Tarefa 1: Liste as províncias que, segundo o texto sobre a abolição no Ceará, recebiam mão de obra escravizada fornecida pelo Ceará.
Tarefa 2: Por favor, transcreva do texto sobre a abolição no Ceará o trecho que abre com as palavras que contêm "O prestígio desse" e fecha com "do tráfico transatlântico.".
Tarefa 3: Diga se cada afirmação concorda com o texto sobre a abolição no Ceará, respondendo sim ou não e citando as palavras do texto que decidem: (a) O Ceará decretou o fim do trabalho escravo quatro anos antes da Lei Áurea. (b) O dia da abolição no Ceará é comemorado em 13 de maio. (c) O Ceará fornecia mão de obra escravizada a outras províncias depois da proibição do tráfico transatlântico.

Texto:
Abolição no Ceará e a ideologia de dominação, por Karla Alves

Karla Alves. Colunista do Blog Negro Nicolau. (FOTO/ Reprodução/ Facebook).


Em 25 de março comemora-se o dia da abolição da escravidão no Ceará como o feito de maior orgulho na história deste estado, já que decretou o fim do trabalho escravo quatro anos antes da assinatura da Lei Áurea de 1888.

O prestígio desse pioneirismo é expresso em monumentos e outros símbolos da identidade social, como no hino do Estado do Ceará, conferindo ao estado o título de “Terra da Luz”. Terra esta que pouquíssimos anos antes de decretar a abolição era a província que mais fornecia mão de obra escravizada para Minas Gerais, Rio de Janeiro e São Paulo no tráfico interprovincial de seres humanos tornados escravos, após a proibição do tráfico transatlântico.

Dados fornecidos:

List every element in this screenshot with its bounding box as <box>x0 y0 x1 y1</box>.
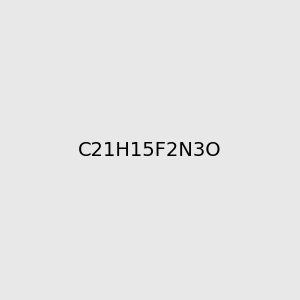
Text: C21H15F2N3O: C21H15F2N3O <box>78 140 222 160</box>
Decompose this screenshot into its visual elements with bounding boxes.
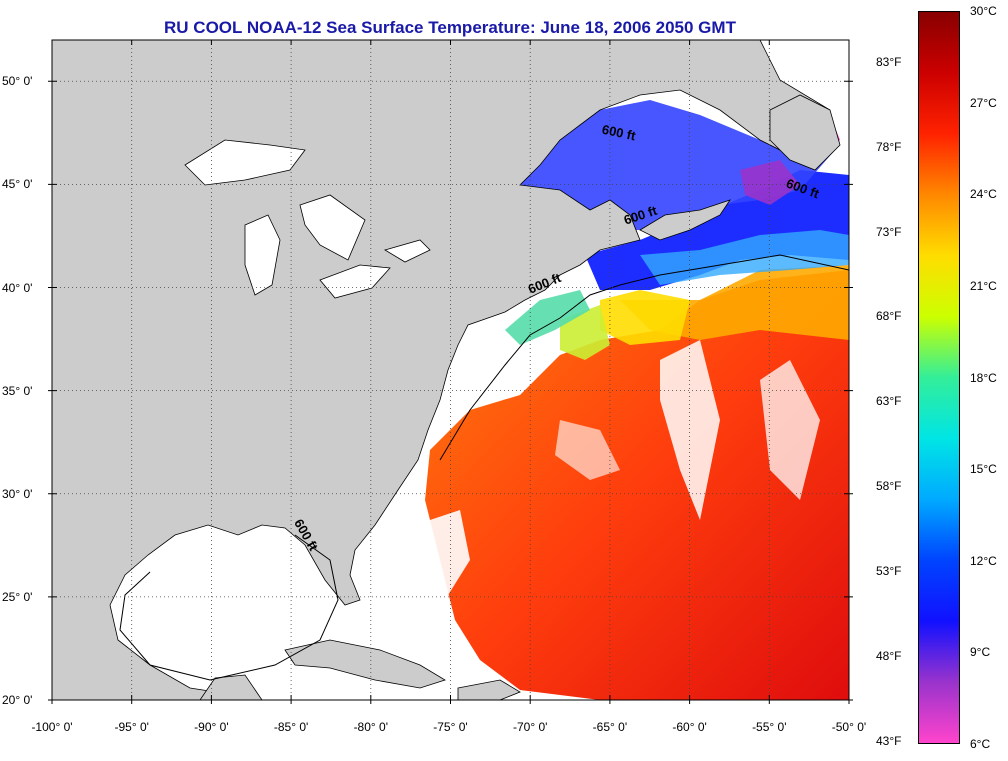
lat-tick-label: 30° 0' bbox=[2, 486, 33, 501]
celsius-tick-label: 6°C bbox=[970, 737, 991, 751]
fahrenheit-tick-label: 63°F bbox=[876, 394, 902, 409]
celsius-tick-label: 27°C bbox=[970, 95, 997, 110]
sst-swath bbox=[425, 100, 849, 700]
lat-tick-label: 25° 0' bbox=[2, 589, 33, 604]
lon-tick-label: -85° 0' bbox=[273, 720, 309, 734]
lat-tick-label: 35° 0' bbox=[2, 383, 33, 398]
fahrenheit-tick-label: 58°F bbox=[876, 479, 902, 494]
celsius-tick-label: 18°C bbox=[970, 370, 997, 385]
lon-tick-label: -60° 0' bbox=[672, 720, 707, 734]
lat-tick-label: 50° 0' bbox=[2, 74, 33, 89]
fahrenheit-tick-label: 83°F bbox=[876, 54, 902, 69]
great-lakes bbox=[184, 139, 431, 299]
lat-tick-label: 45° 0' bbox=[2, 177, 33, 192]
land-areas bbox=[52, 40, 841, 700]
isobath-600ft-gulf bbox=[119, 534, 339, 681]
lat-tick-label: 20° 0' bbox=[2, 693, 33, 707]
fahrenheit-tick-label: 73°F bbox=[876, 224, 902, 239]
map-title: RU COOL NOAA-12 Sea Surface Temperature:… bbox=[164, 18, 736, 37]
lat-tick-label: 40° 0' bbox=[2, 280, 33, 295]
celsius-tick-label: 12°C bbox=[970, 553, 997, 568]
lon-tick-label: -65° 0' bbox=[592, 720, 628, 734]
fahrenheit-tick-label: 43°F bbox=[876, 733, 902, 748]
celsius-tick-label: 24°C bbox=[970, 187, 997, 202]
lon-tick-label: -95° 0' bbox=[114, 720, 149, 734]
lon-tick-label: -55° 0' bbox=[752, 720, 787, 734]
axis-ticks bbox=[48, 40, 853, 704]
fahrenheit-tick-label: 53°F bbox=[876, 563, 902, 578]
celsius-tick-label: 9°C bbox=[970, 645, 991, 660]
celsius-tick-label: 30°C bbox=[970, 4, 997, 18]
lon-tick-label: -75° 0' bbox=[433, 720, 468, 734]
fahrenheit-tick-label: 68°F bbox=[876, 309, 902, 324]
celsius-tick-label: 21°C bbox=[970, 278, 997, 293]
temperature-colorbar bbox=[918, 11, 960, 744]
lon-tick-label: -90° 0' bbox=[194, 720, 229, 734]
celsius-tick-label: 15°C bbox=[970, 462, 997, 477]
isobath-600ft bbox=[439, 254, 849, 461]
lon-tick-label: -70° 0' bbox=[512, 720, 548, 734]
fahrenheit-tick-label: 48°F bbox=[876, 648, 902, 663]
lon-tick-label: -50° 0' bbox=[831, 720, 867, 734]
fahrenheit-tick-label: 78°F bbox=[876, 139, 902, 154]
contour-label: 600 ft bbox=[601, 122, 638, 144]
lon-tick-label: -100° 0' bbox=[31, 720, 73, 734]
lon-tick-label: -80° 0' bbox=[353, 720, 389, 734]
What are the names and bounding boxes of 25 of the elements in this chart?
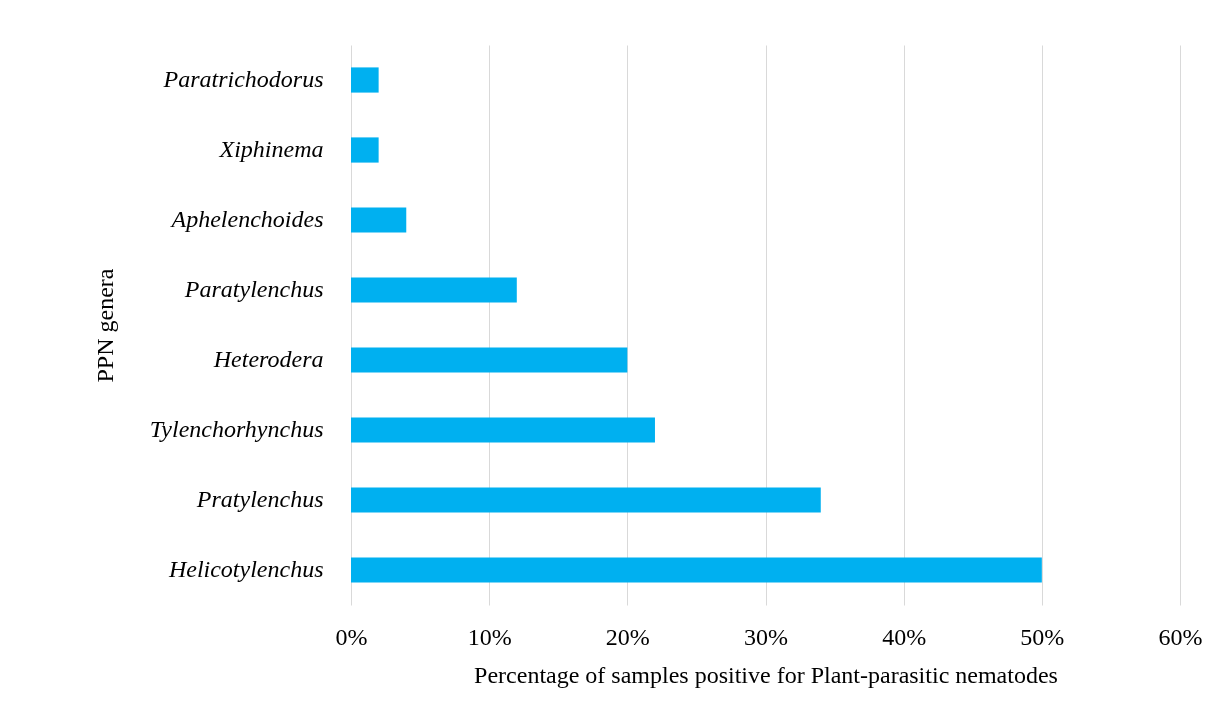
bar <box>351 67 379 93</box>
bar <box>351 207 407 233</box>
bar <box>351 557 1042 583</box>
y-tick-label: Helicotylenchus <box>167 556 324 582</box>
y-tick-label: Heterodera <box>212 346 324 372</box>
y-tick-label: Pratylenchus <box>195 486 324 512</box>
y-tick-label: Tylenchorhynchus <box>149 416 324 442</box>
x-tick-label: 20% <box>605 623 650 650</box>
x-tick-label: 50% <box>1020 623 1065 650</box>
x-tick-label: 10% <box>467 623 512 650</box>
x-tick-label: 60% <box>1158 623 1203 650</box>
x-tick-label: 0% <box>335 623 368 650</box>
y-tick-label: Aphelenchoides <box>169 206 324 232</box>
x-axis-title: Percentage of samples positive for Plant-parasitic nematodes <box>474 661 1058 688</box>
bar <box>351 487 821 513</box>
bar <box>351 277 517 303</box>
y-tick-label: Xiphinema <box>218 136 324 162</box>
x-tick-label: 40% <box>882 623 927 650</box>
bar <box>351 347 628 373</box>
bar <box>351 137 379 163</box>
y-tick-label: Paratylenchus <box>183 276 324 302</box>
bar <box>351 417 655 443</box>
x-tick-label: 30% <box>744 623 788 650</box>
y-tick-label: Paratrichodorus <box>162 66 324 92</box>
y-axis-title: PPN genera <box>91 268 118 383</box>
...
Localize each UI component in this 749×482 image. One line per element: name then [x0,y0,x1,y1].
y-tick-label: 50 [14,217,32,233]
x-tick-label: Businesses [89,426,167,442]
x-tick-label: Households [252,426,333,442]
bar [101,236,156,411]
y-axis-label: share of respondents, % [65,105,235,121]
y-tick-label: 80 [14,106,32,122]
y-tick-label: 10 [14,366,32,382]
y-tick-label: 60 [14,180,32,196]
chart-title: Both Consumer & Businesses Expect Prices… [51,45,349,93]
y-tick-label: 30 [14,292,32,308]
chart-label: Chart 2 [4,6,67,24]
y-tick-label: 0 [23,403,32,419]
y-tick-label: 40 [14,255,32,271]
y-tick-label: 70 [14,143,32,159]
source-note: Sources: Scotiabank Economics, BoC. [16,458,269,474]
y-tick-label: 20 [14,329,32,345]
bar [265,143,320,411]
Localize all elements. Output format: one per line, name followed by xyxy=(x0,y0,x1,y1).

Resposta correta 1: Minas Gerais, Rio de Janeiro, São Paulo

Resposta correta 2:
O prestígio desse pioneirismo é expresso em monumentos e outros símbolos da identidade social, como no hino do Estado do Ceará, conferindo ao estado o título de “Terra da Luz”. Terra esta que pouquíssimos anos antes de decretar a abolição era a província que mais fornecia mão de obra escravizada para Minas Gerais, Rio de Janeiro e São Paulo no tráfico interprovincial de seres humanos tornados escravos, após a proibição do tráfico transatlântico.

Resposta correta 3:
(a) Sim: "decretou o fim do trabalho escravo quatro anos antes da assinatura da Lei Áurea de 1888"
(b) Não: "Em 25 de março comemora-se o dia da abolição da escravidão no Ceará"
(c) Sim: "no tráfico interprovincial de seres humanos tornados escravos, após a proibição do tráfico transatlântico"